> _Exercise goal_: Show all lines from the listing below that contain "color".

-- Begin Records shown --

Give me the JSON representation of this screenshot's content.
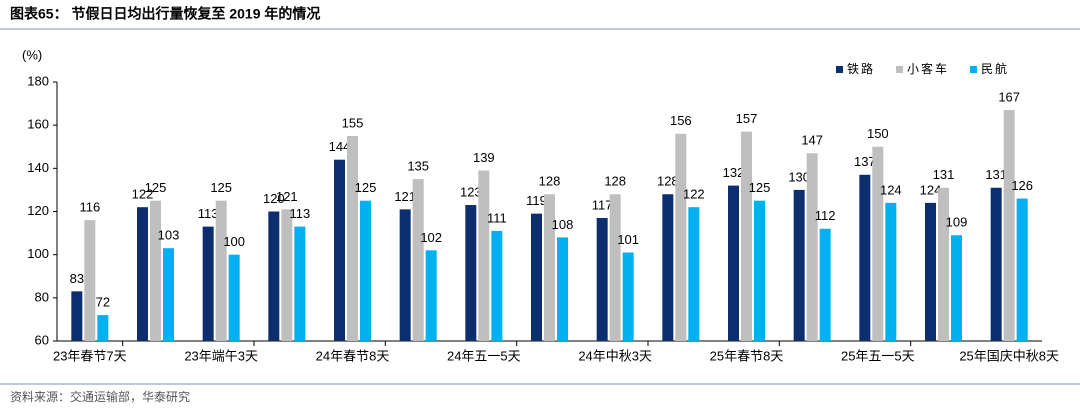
{
  "chart_data": {
    "type": "bar",
    "title": "图表65：  节假日日均出行量恢复至 2019 年的情况",
    "source": "资料来源：交通运输部，华泰研究",
    "y_label": "(%)",
    "categories": [
      "23年春节7天",
      null,
      "23年端午3天",
      null,
      "24年春节8天",
      null,
      "24年五一5天",
      null,
      "24年中秋3天",
      null,
      "25年春节8天",
      null,
      "25年五一5天",
      null,
      "25年国庆中秋8天"
    ],
    "series": [
      {
        "name": "铁路",
        "color": "#0d2e6e",
        "values": [
          83,
          122,
          113,
          120,
          144,
          121,
          123,
          119,
          117,
          128,
          132,
          130,
          137,
          124,
          131
        ]
      },
      {
        "name": "小客车",
        "color": "#bfbfbf",
        "values": [
          116,
          125,
          125,
          121,
          155,
          135,
          139,
          128,
          128,
          156,
          157,
          147,
          150,
          131,
          167
        ]
      },
      {
        "name": "民航",
        "color": "#00b0f0",
        "values": [
          72,
          103,
          100,
          113,
          125,
          102,
          111,
          108,
          101,
          122,
          125,
          112,
          124,
          109,
          126
        ]
      }
    ],
    "ylim": [
      60,
      180
    ],
    "yticks": [
      60,
      80,
      100,
      120,
      140,
      160,
      180
    ],
    "grid": false,
    "legend": "top-right"
  }
}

-- End Records shown --

> _Complete output_:
        "color": "#0d2e6e",
        "color": "#bfbfbf",
        "color": "#00b0f0",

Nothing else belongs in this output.